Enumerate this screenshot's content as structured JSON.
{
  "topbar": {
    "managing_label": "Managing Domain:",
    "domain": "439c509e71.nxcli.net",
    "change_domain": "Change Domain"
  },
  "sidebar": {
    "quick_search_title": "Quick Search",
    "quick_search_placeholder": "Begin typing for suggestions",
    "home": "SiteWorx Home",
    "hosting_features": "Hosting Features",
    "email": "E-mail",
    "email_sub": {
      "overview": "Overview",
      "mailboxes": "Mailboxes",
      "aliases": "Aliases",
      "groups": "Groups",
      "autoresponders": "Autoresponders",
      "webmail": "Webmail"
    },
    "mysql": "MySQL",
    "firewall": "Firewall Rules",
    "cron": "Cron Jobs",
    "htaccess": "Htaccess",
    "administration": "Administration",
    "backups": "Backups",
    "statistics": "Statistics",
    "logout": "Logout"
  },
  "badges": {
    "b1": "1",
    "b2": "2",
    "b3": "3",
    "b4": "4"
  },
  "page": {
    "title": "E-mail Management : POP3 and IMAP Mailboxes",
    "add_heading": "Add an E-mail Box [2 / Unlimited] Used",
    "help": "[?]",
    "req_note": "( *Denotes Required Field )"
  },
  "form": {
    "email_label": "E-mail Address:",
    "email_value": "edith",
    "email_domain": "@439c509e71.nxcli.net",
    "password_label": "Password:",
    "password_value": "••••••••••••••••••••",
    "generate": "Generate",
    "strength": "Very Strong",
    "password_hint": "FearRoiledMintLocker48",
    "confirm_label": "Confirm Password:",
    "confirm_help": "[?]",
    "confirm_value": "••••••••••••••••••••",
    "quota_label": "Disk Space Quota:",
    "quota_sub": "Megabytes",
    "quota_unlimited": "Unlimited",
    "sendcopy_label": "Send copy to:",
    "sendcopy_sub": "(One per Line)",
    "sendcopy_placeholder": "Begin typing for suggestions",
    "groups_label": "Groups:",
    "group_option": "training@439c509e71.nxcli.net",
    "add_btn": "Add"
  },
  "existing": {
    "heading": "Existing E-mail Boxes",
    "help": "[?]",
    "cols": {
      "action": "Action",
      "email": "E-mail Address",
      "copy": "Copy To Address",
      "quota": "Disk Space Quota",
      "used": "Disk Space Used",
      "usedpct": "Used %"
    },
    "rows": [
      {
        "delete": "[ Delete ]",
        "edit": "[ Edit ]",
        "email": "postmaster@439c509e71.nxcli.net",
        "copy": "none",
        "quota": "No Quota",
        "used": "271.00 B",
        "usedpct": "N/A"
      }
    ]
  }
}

Given task
Pick out lines containing the word "suggestions", each one as written.

Correct response
    "quick_search_placeholder": "Begin typing for suggestions",
    "sendcopy_placeholder": "Begin typing for suggestions",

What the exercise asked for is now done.